_Structured figure records_

-.-.-

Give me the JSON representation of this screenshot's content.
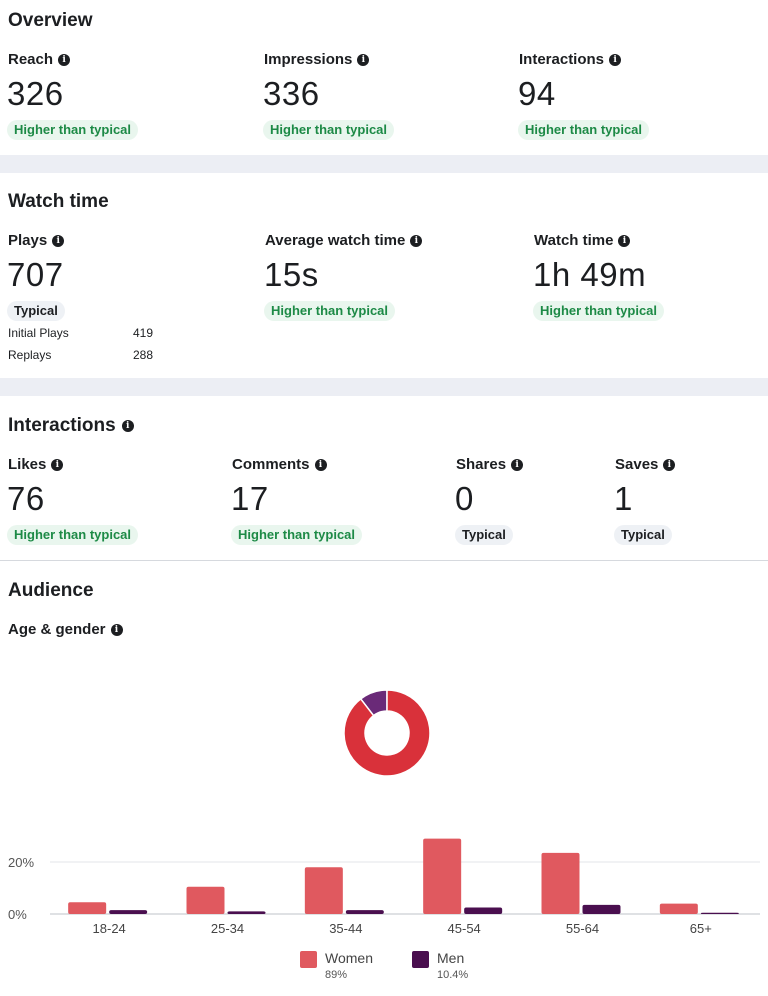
{
  "overview": {
    "title": "Overview",
    "metrics": [
      {
        "label": "Reach",
        "value": "326",
        "badge": "Higher than typical"
      },
      {
        "label": "Impressions",
        "value": "336",
        "badge": "Higher than typical"
      },
      {
        "label": "Interactions",
        "value": "94",
        "badge": "Higher than typical"
      }
    ]
  },
  "watch_time": {
    "title": "Watch time",
    "metrics": [
      {
        "label": "Plays",
        "value": "707",
        "badge": "Typical"
      },
      {
        "label": "Average watch time",
        "value": "15s",
        "badge": "Higher than typical"
      },
      {
        "label": "Watch time",
        "value": "1h 49m",
        "badge": "Higher than typical"
      }
    ],
    "breakdown": [
      {
        "label": "Initial Plays",
        "value": "419"
      },
      {
        "label": "Replays",
        "value": "288"
      }
    ]
  },
  "interactions": {
    "title": "Interactions",
    "metrics": [
      {
        "label": "Likes",
        "value": "76",
        "badge": "Higher than typical"
      },
      {
        "label": "Comments",
        "value": "17",
        "badge": "Higher than typical"
      },
      {
        "label": "Shares",
        "value": "0",
        "badge": "Typical"
      },
      {
        "label": "Saves",
        "value": "1",
        "badge": "Typical"
      }
    ]
  },
  "audience": {
    "title": "Audience",
    "subtitle": "Age & gender"
  },
  "colors": {
    "women": "#e0595f",
    "men": "#4a0f4f",
    "good": "#1d8a46"
  },
  "chart_data": [
    {
      "type": "pie",
      "labels": [
        "Women",
        "Men"
      ],
      "values": [
        89,
        10.4
      ],
      "donut": true
    },
    {
      "type": "bar",
      "categories": [
        "18-24",
        "25-34",
        "35-44",
        "45-54",
        "55-64",
        "65+"
      ],
      "series": [
        {
          "name": "Women",
          "values": [
            4.5,
            10.5,
            18,
            29,
            23.5,
            4
          ]
        },
        {
          "name": "Men",
          "values": [
            1.5,
            1,
            1.5,
            2.5,
            3.5,
            0.5
          ]
        }
      ],
      "yticks": [
        "0%",
        "20%"
      ],
      "ylim": [
        0,
        32
      ],
      "legend": [
        {
          "name": "Women",
          "pct": "89%"
        },
        {
          "name": "Men",
          "pct": "10.4%"
        }
      ],
      "legend_position": "bottom"
    }
  ]
}
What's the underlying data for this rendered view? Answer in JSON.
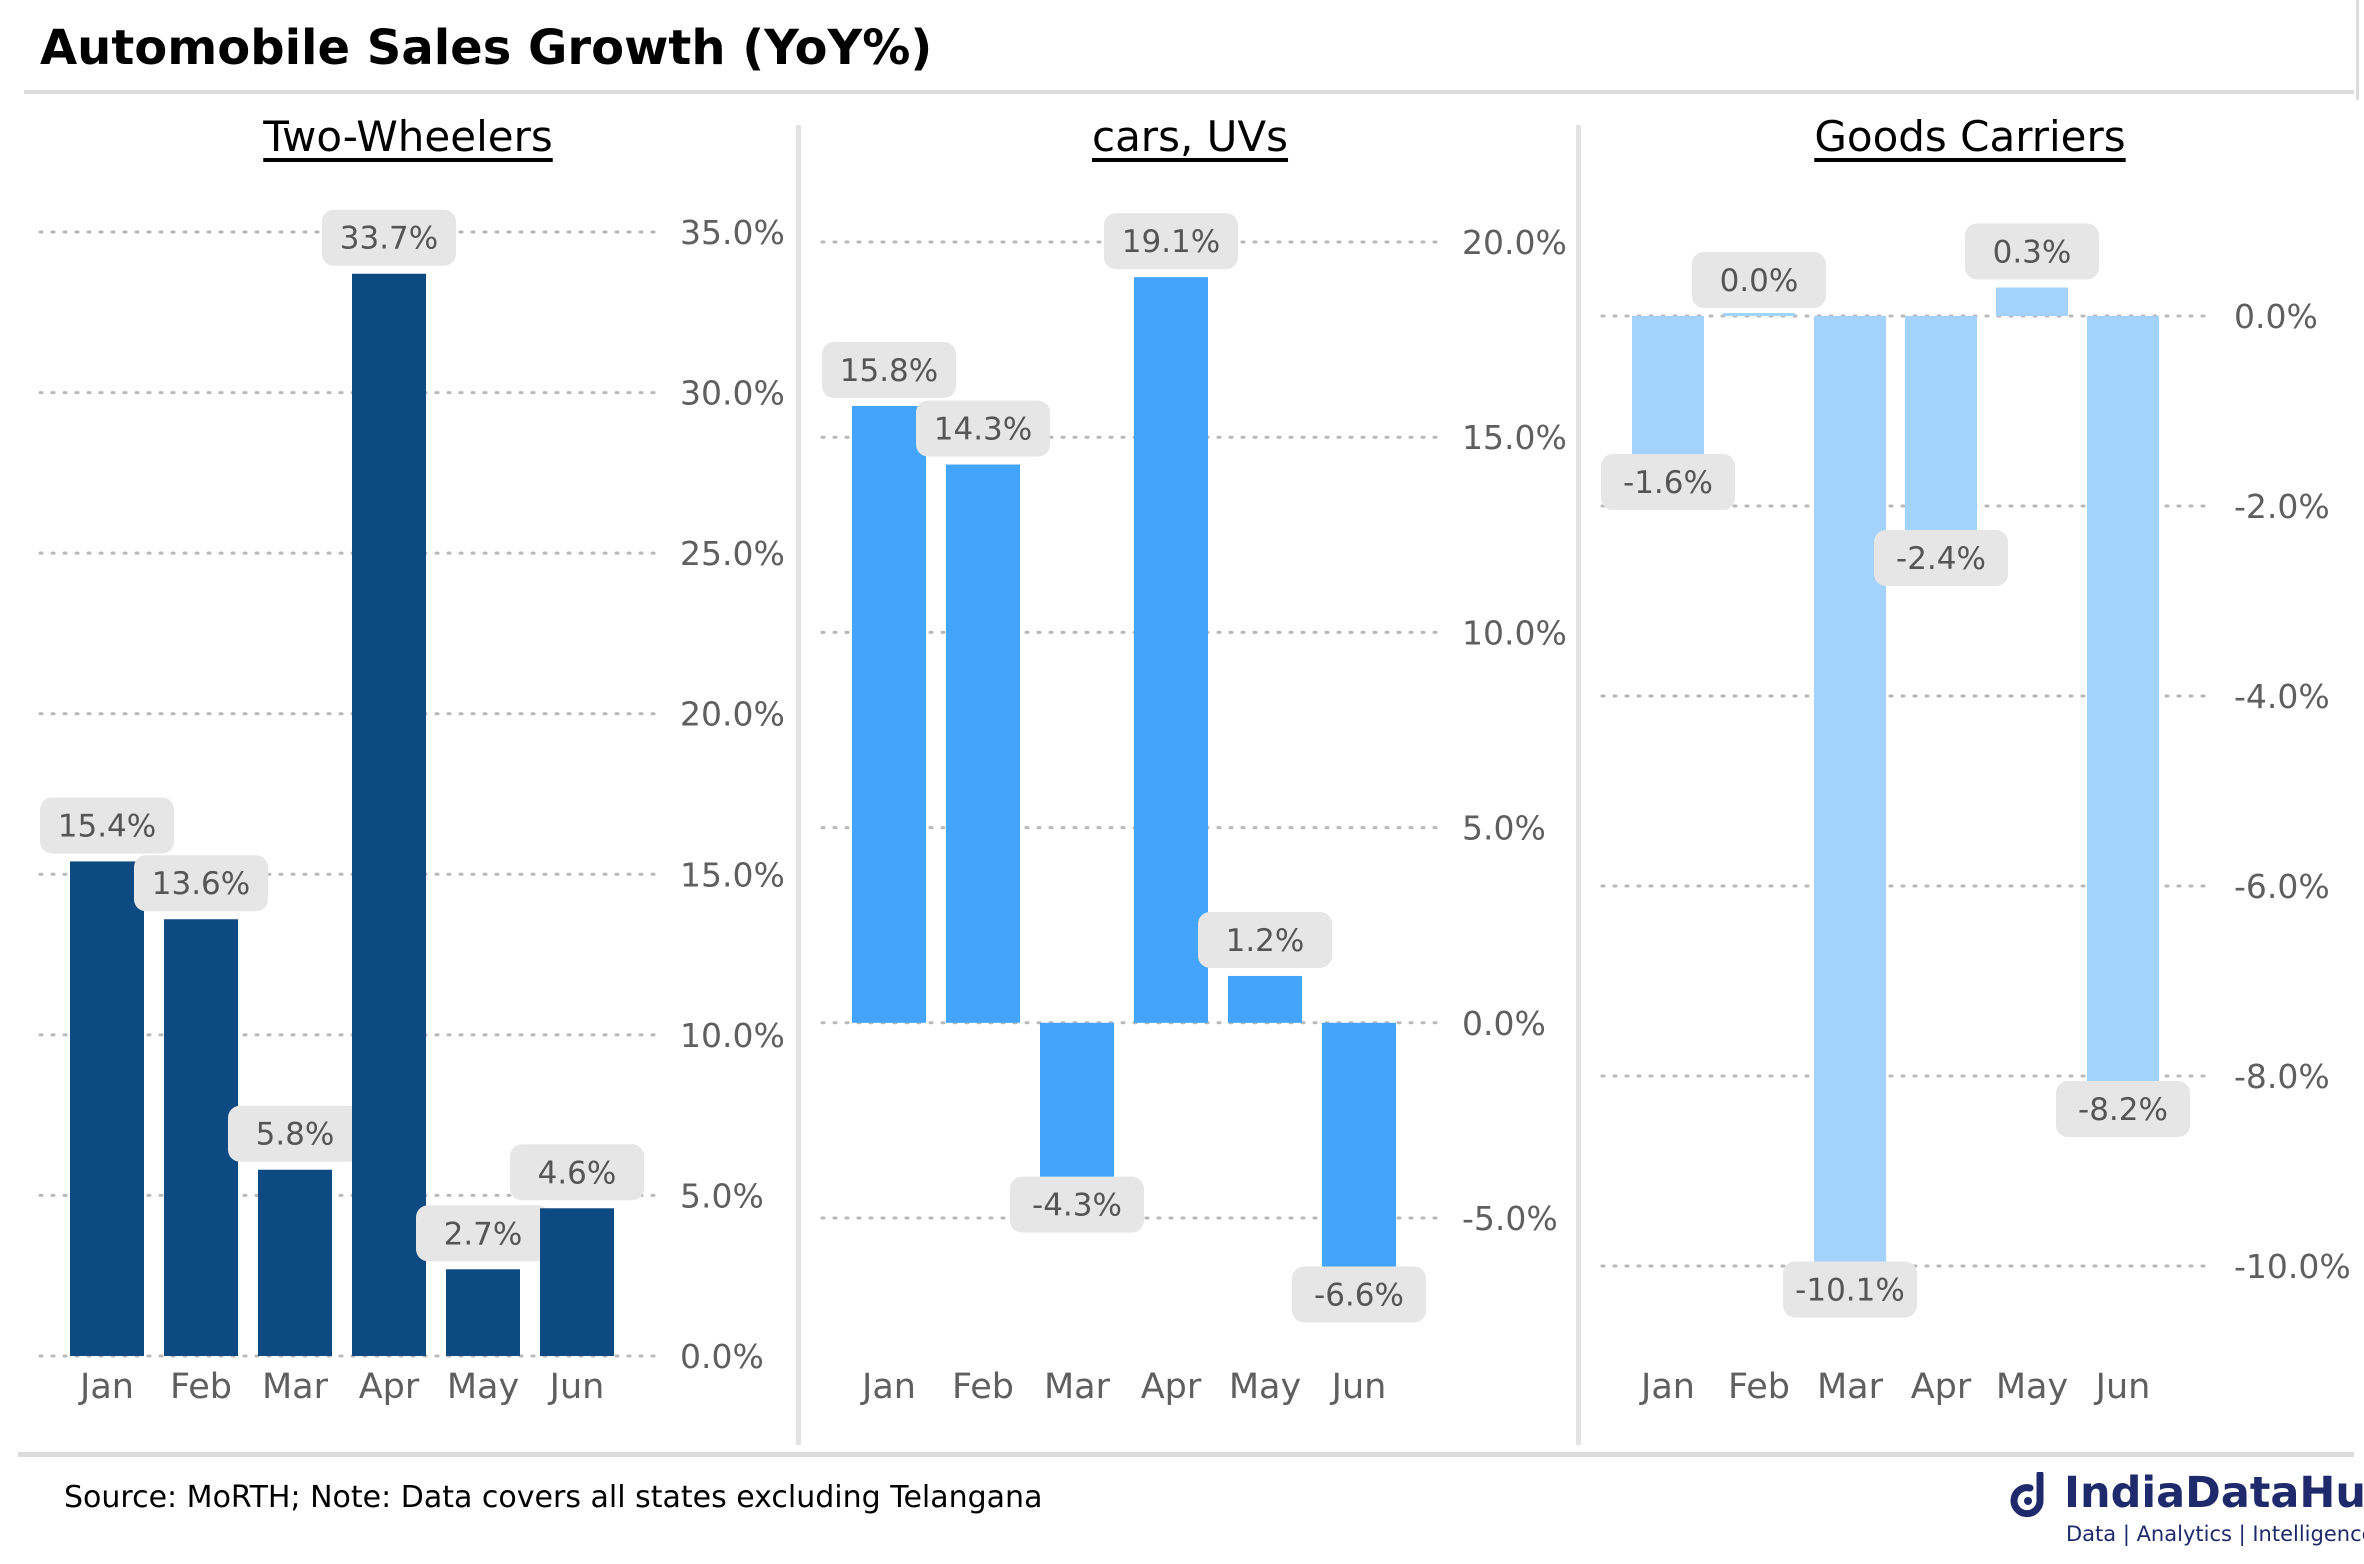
{
  "title": "Automobile Sales Growth (YoY%)",
  "source": "Source: MoRTH; Note: Data covers all states excluding Telangana",
  "logo": {
    "name": "IndiaDataHub",
    "tagline": "Data | Analytics | Intelligence",
    "color": "#1e2a6b"
  },
  "chart_data": [
    {
      "type": "bar",
      "title": "Two-Wheelers",
      "categories": [
        "Jan",
        "Feb",
        "Mar",
        "Apr",
        "May",
        "Jun"
      ],
      "values": [
        15.4,
        13.6,
        5.8,
        33.7,
        2.7,
        4.6
      ],
      "value_labels": [
        "15.4%",
        "13.6%",
        "5.8%",
        "33.7%",
        "2.7%",
        "4.6%"
      ],
      "ylim": [
        0,
        35
      ],
      "yticks": [
        0,
        5,
        10,
        15,
        20,
        25,
        30,
        35
      ],
      "ytick_labels": [
        "0.0%",
        "5.0%",
        "10.0%",
        "15.0%",
        "20.0%",
        "25.0%",
        "30.0%",
        "35.0%"
      ],
      "color": "#0d4a82",
      "grid": true,
      "yaxis_position": "right"
    },
    {
      "type": "bar",
      "title": "cars, UVs",
      "categories": [
        "Jan",
        "Feb",
        "Mar",
        "Apr",
        "May",
        "Jun"
      ],
      "values": [
        15.8,
        14.3,
        -4.3,
        19.1,
        1.2,
        -6.6
      ],
      "value_labels": [
        "15.8%",
        "14.3%",
        "-4.3%",
        "19.1%",
        "1.2%",
        "-6.6%"
      ],
      "ylim": [
        -5,
        20
      ],
      "yticks": [
        -5,
        0,
        5,
        10,
        15,
        20
      ],
      "ytick_labels": [
        "-5.0%",
        "0.0%",
        "5.0%",
        "10.0%",
        "15.0%",
        "20.0%"
      ],
      "color": "#42a5fb",
      "grid": true,
      "yaxis_position": "right"
    },
    {
      "type": "bar",
      "title": "Goods Carriers",
      "categories": [
        "Jan",
        "Feb",
        "Mar",
        "Apr",
        "May",
        "Jun"
      ],
      "values": [
        -1.6,
        0.0,
        -10.1,
        -2.4,
        0.3,
        -8.2
      ],
      "value_labels": [
        "-1.6%",
        "0.0%",
        "-10.1%",
        "-2.4%",
        "0.3%",
        "-8.2%"
      ],
      "ylim": [
        -10,
        0
      ],
      "yticks": [
        -10,
        -8,
        -6,
        -4,
        -2,
        0
      ],
      "ytick_labels": [
        "-10.0%",
        "-8.0%",
        "-6.0%",
        "-4.0%",
        "-2.0%",
        "0.0%"
      ],
      "color": "#a3d2fc",
      "grid": true,
      "yaxis_position": "right"
    }
  ]
}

-.-.-

_WHAT IS EXPECTED_
Every line containing the string "JSON" must be listed.

_RESPONSE TO THE TASK_
Give me the JSON representation of this screenshot's content.
What's the underlying data for this rendered view? Answer in JSON.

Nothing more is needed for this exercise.